** Given exercise **
Count the lines in the records below that contain the word "Panas", and give only that number.

┌─ Dataset

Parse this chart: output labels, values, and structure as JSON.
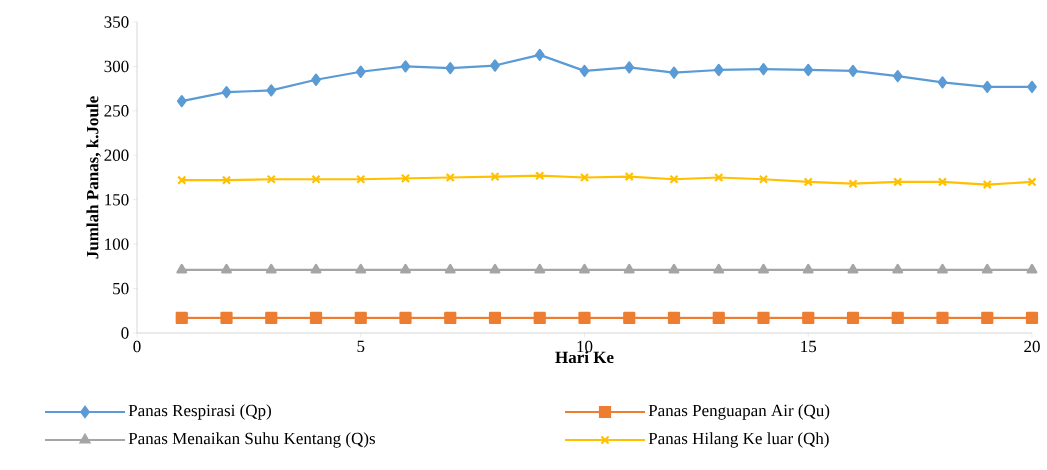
{
  "chart_data": {
    "type": "line",
    "xlabel": "Hari Ke",
    "ylabel": "Jumlah Panas, k.Joule",
    "x": [
      1,
      2,
      3,
      4,
      5,
      6,
      7,
      8,
      9,
      10,
      11,
      12,
      13,
      14,
      15,
      16,
      17,
      18,
      19,
      20
    ],
    "xlim": [
      0,
      20
    ],
    "xticks": [
      0,
      5,
      10,
      15,
      20
    ],
    "ylim": [
      0,
      350
    ],
    "yticks": [
      0,
      50,
      100,
      150,
      200,
      250,
      300,
      350
    ],
    "grid": false,
    "legend": "bottom",
    "line_style": "solid",
    "series": [
      {
        "name": "Panas Respirasi (Qp)",
        "color": "#5b9bd5",
        "marker": "diamond",
        "values": [
          261,
          271,
          273,
          285,
          294,
          300,
          298,
          301,
          313,
          295,
          299,
          293,
          296,
          297,
          296,
          295,
          289,
          282,
          277,
          277
        ]
      },
      {
        "name": "Panas Penguapan Air (Qu)",
        "color": "#ed7d31",
        "marker": "square",
        "values": [
          17,
          17,
          17,
          17,
          17,
          17,
          17,
          17,
          17,
          17,
          17,
          17,
          17,
          17,
          17,
          17,
          17,
          17,
          17,
          17
        ]
      },
      {
        "name": "Panas Menaikan Suhu Kentang (Q)s",
        "color": "#a5a5a5",
        "marker": "triangle",
        "values": [
          71,
          71,
          71,
          71,
          71,
          71,
          71,
          71,
          71,
          71,
          71,
          71,
          71,
          71,
          71,
          71,
          71,
          71,
          71,
          71
        ]
      },
      {
        "name": "Panas Hilang Ke luar (Qh)",
        "color": "#ffc000",
        "marker": "cross",
        "values": [
          172,
          172,
          173,
          173,
          173,
          174,
          175,
          176,
          177,
          175,
          176,
          173,
          175,
          173,
          170,
          168,
          170,
          170,
          167,
          170
        ]
      }
    ]
  }
}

└─

** The completed task **
5